Given instruction:
Wherever the word "document" appears in a line, copy that line.
==== Stored rows ====
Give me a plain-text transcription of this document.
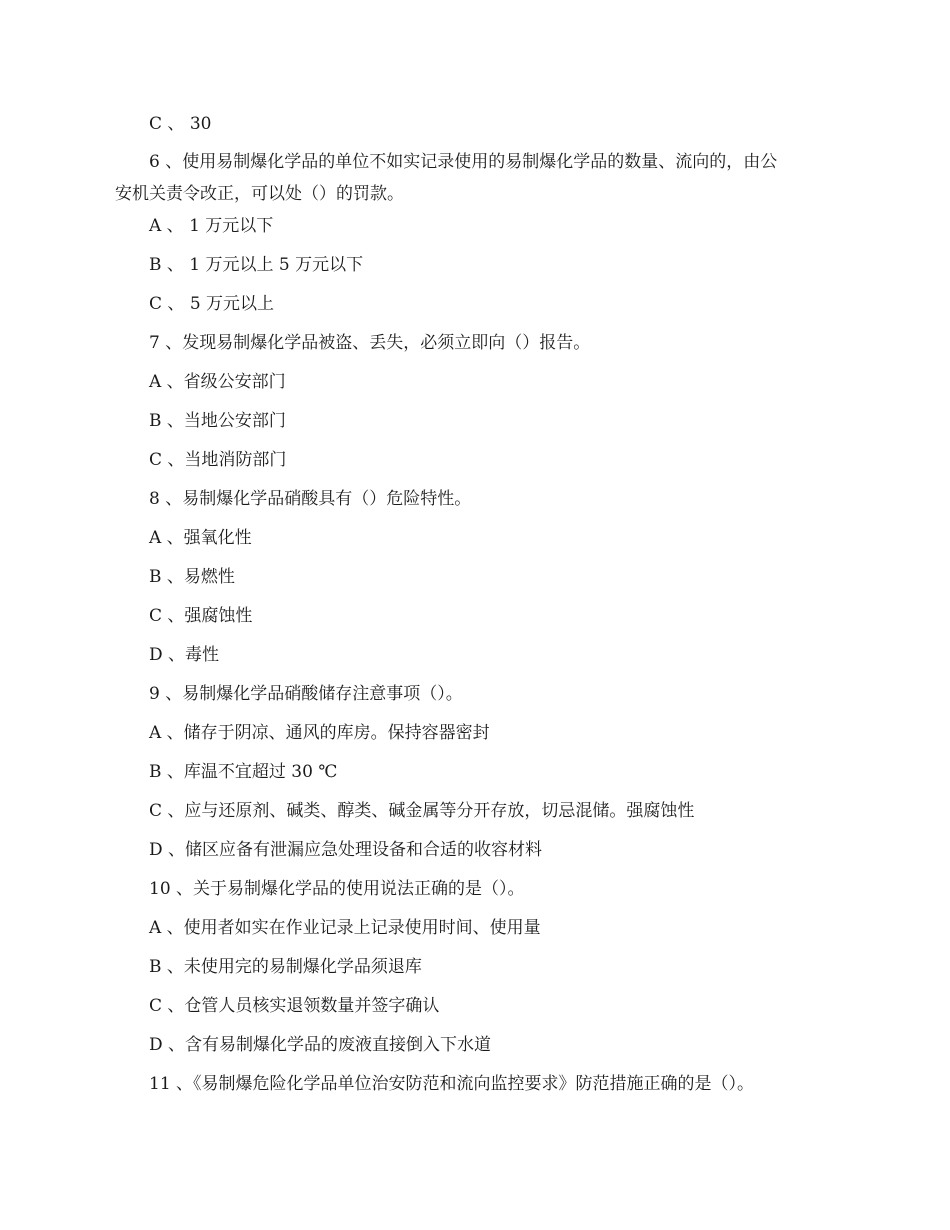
C 、 30
6 、使用易制爆化学品的单位不如实记录使用的易制爆化学品的数量、流向的，由公
安机关责令改正，可以处（）的罚款。
A 、 1 万元以下
B 、 1 万元以上 5 万元以下
C 、 5 万元以上
7 、发现易制爆化学品被盗、丢失，必须立即向（）报告。
A 、省级公安部门
B 、当地公安部门
C 、当地消防部门
8 、易制爆化学品硝酸具有（）危险特性。
A 、强氧化性
B 、易燃性
C 、强腐蚀性
D 、毒性
9 、易制爆化学品硝酸储存注意事项（）。
A 、储存于阴凉、通风的库房。保持容器密封
B 、库温不宜超过 30 ℃
C 、应与还原剂、碱类、醇类、碱金属等分开存放，切忌混储。强腐蚀性
D 、储区应备有泄漏应急处理设备和合适的收容材料
10 、关于易制爆化学品的使用说法正确的是（）。
A 、使用者如实在作业记录上记录使用时间、使用量
B 、未使用完的易制爆化学品须退库
C 、仓管人员核实退领数量并签字确认
D 、含有易制爆化学品的废液直接倒入下水道
11 、《易制爆危险化学品单位治安防范和流向监控要求》防范措施正确的是（）。
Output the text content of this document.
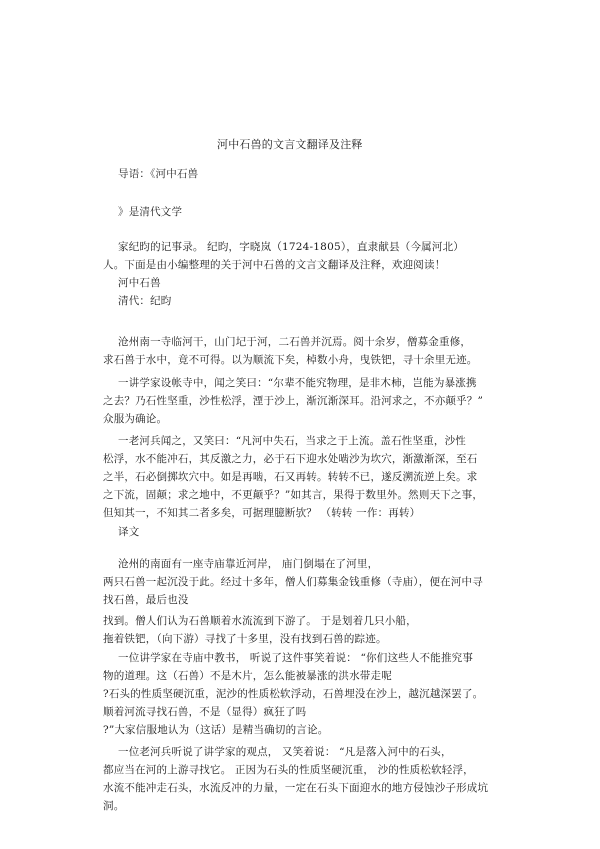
河中石兽的文言文翻译及注释

导语：《河中石兽

》是清代文学

家纪昀的记事录。 纪昀，字晓岚（1724-1805），直隶献县（今属河北）

人。下面是由小编整理的关于河中石兽的文言文翻译及注释，欢迎阅读！

河中石兽

清代：纪昀

沧州南一寺临河干，山门圮于河，二石兽并沉焉。阅十余岁，僧募金重修，

求石兽于水中，竟不可得。以为顺流下矣，棹数小舟，曳铁钯，寻十余里无迹。

一讲学家设帐寺中，闻之笑曰：“尔辈不能究物理，是非木柿，岂能为暴涨携

之去？乃石性坚重，沙性松浮，湮于沙上，渐沉渐深耳。沿河求之，不亦颠乎？”

众服为确论。

一老河兵闻之，又笑曰：“凡河中失石，当求之于上流。盖石性坚重，沙性

松浮，水不能冲石，其反激之力，必于石下迎水处啮沙为坎穴，渐激渐深，至石

之半，石必倒掷坎穴中。如是再啮，石又再转。转转不已，遂反溯流逆上矣。求

之下流，固颠；求之地中，不更颠乎？”如其言，果得于数里外。然则天下之事，

但知其一，不知其二者多矣，可据理臆断欤？ （转转 一作：再转）

译文

沧州的南面有一座寺庙靠近河岸， 庙门倒塌在了河里，

两只石兽一起沉没于此。经过十多年，僧人们募集金钱重修（寺庙），便在河中寻

找石兽，最后也没

找到。僧人们认为石兽顺着水流流到下游了。 于是划着几只小船，

拖着铁钯，（向下游）寻找了十多里，没有找到石兽的踪迹。

一位讲学家在寺庙中教书， 听说了这件事笑着说： “你们这些人不能推究事

物的道理。这（石兽）不是木片，怎么能被暴涨的洪水带走呢

?石头的性质坚硬沉重，泥沙的性质松软浮动，石兽埋没在沙上，越沉越深罢了。

顺着河流寻找石兽，不是（显得）疯狂了吗

?”大家信服地认为（这话）是精当确切的言论。

一位老河兵听说了讲学家的观点， 又笑着说： “凡是落入河中的石头，

都应当在河的上游寻找它。 正因为石头的性质坚硬沉重， 沙的性质松软轻浮，

水流不能冲走石头，水流反冲的力量，一定在石头下面迎水的地方侵蚀沙子形成坑

洞。
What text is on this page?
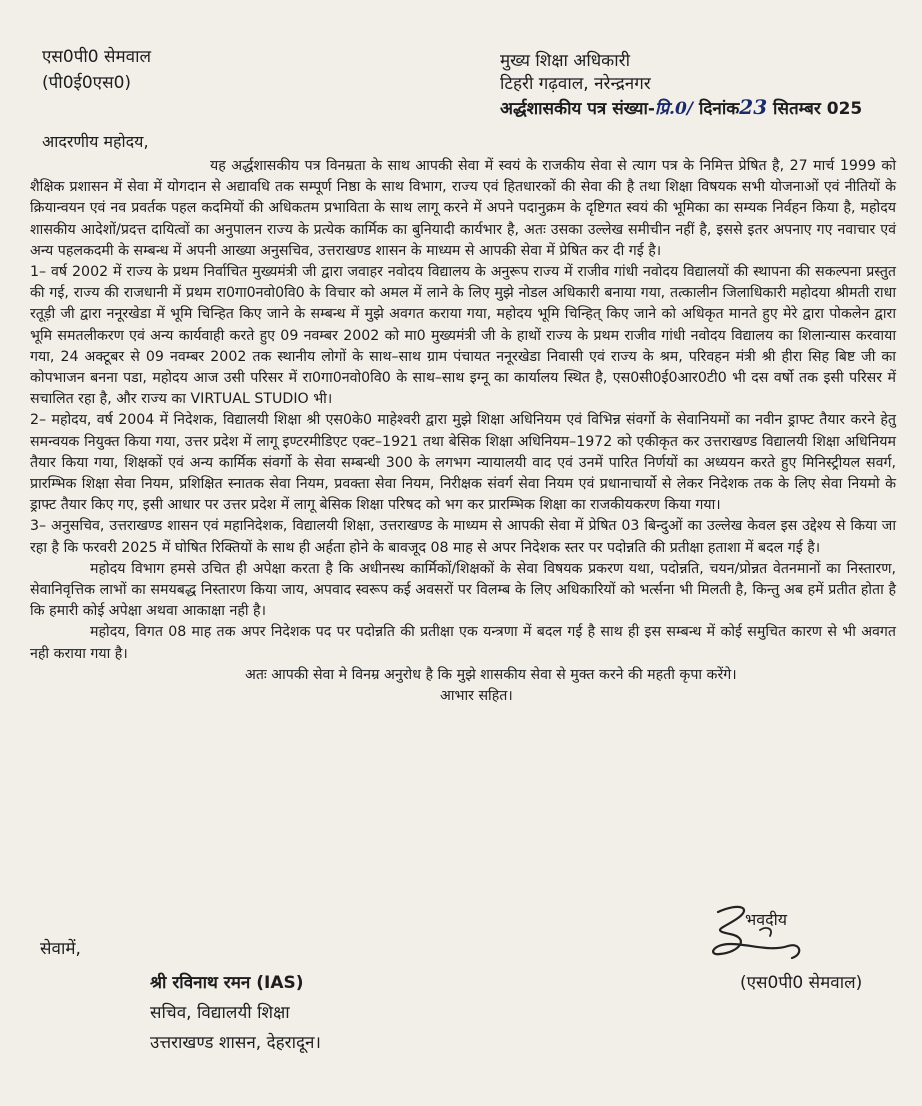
एस0पी0 सेमवाल
(पी0ई0एस0)
मुख्य शिक्षा अधिकारी
टिहरी गढ़वाल, नरेन्द्रनगर
अर्द्धशासकीय पत्र संख्या-प्रि.0/ दिनांक23 सितम्बर 025
आदरणीय महोदय,

यह अर्द्धशासकीय पत्र विनम्रता के साथ आपकी सेवा में स्वयं के राजकीय सेवा से त्याग पत्र के निमित्त प्रेषित है, 27 मार्च 1999 को शैक्षिक प्रशासन में सेवा में योगदान से अद्यावधि तक सम्पूर्ण निष्ठा के साथ विभाग, राज्य एवं हितधारकों की सेवा की है तथा शिक्षा विषयक सभी योजनाओं एवं नीतियों के क्रियान्वयन एवं नव प्रवर्तक पहल कदमियों की अधिकतम प्रभाविता के साथ लागू करने में अपने पदानुक्रम के दृष्टिगत स्वयं की भूमिका का सम्यक निर्वहन किया है, महोदय शासकीय आदेशों/प्रदत्त दायित्वों का अनुपालन राज्य के प्रत्येक कार्मिक का बुनियादी कार्यभार है, अतः उसका उल्लेख समीचीन नहीं है, इससे इतर अपनाए गए नवाचार एवं अन्य पहलकदमी के सम्बन्ध में अपनी आख्या अनुसचिव, उत्तराखण्ड शासन के माध्यम से आपकी सेवा में प्रेषित कर दी गई है।

1– वर्ष 2002 में राज्य के प्रथम निर्वाचित मुख्यमंत्री जी द्वारा जवाहर नवोदय विद्यालय के अनुरूप राज्य में राजीव गांधी नवोदय विद्यालयों की स्थापना की सकल्पना प्रस्तुत की गई, राज्य की राजधानी में प्रथम रा0गा0नवो0वि0 के विचार को अमल में लाने के लिए मुझे नोडल अधिकारी बनाया गया, तत्कालीन जिलाधिकारी महोदया श्रीमती राधा रतूड़ी जी द्वारा ननूरखेडा में भूमि चिन्हित किए जाने के सम्बन्ध में मुझे अवगत कराया गया, महोदय भूमि चिन्हित् किए जाने को अधिकृत मानते हुए मेरे द्वारा पोकलेन द्वारा भूमि समतलीकरण एवं अन्य कार्यवाही करते हुए 09 नवम्बर 2002 को मा0 मुख्यमंत्री जी के हाथों राज्य के प्रथम राजीव गांधी नवोदय विद्यालय का शिलान्यास करवाया गया, 24 अक्टूबर से 09 नवम्बर 2002 तक स्थानीय लोगों के साथ–साथ ग्राम पंचायत ननूरखेडा निवासी एवं राज्य के श्रम, परिवहन मंत्री श्री हीरा सिह बिष्ट जी का कोपभाजन बनना पडा, महोदय आज उसी परिसर में रा0गा0नवो0वि0 के साथ–साथ इग्नू का कार्यालय स्थित है, एस0सी0ई0आर0टी0 भी दस वर्षो तक इसी परिसर में सचालित रहा है, और राज्य का VIRTUAL STUDIO भी।

2– महोदय, वर्ष 2004 में निदेशक, विद्यालयी शिक्षा श्री एस0के0 माहेश्वरी द्वारा मुझे शिक्षा अधिनियम एवं विभिन्न संवर्गो के सेवानियमों का नवीन ड्राफ्ट तैयार करने हेतु समन्वयक नियुक्त किया गया, उत्तर प्रदेश में लागू इण्टरमीडिएट एक्ट–1921 तथा बेसिक शिक्षा अधिनियम–1972 को एकीकृत कर उत्तराखण्ड विद्यालयी शिक्षा अधिनियम तैयार किया गया, शिक्षकों एवं अन्य कार्मिक संवर्गो के सेवा सम्बन्धी 300 के लगभग न्यायालयी वाद एवं उनमें पारित निर्णयों का अध्ययन करते हुए मिनिस्ट्रीयल सवर्ग, प्रारम्भिक शिक्षा सेवा नियम, प्रशिक्षित स्नातक सेवा नियम, प्रवक्ता सेवा नियम, निरीक्षक संवर्ग सेवा नियम एवं प्रधानाचार्यो से लेकर निदेशक तक के लिए सेवा नियमो के ड्राफ्ट तैयार किए गए, इसी आधार पर उत्तर प्रदेश में लागू बेसिक शिक्षा परिषद को भग कर प्रारम्भिक शिक्षा का राजकीयकरण किया गया।

3– अनुसचिव, उत्तराखण्ड शासन एवं महानिदेशक, विद्यालयी शिक्षा, उत्तराखण्ड के माध्यम से आपकी सेवा में प्रेषित 03 बिन्दुओं का उल्लेख केवल इस उद्देश्य से किया जा रहा है कि फरवरी 2025 में घोषित रिक्तियों के साथ ही अर्हता होने के बावजूद 08 माह से अपर निदेशक स्तर पर पदोन्नति की प्रतीक्षा हताशा में बदल गई है।

महोदय विभाग हमसे उचित ही अपेक्षा करता है कि अधीनस्थ कार्मिकों/शिक्षकों के सेवा विषयक प्रकरण यथा, पदोन्नति, चयन/प्रोन्नत वेतनमानों का निस्तारण, सेवानिवृत्तिक लाभों का समयबद्ध निस्तारण किया जाय, अपवाद स्वरूप कई अवसरों पर विलम्ब के लिए अधिकारियों को भर्त्सना भी मिलती है, किन्तु अब हमें प्रतीत होता है कि हमारी कोई अपेक्षा अथवा आकाक्षा नही है।

महोदय, विगत 08 माह तक अपर निदेशक पद पर पदोन्नति की प्रतीक्षा एक यन्त्रणा में बदल गई है साथ ही इस सम्बन्ध में कोई समुचित कारण से भी अवगत नही कराया गया है।

अतः आपकी सेवा मे विनम्र अनुरोध है कि मुझे शासकीय सेवा से मुक्त करने की महती कृपा करेंगे।

आभार सहित।

भवदीय
(एस0पी0 सेमवाल)
सेवामें,
श्री रविनाथ रमन (IAS)
सचिव, विद्यालयी शिक्षा
उत्तराखण्ड शासन, देहरादून।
====
Expected output:
Give me a plain-text transcription of this document.
Output the text content of this document.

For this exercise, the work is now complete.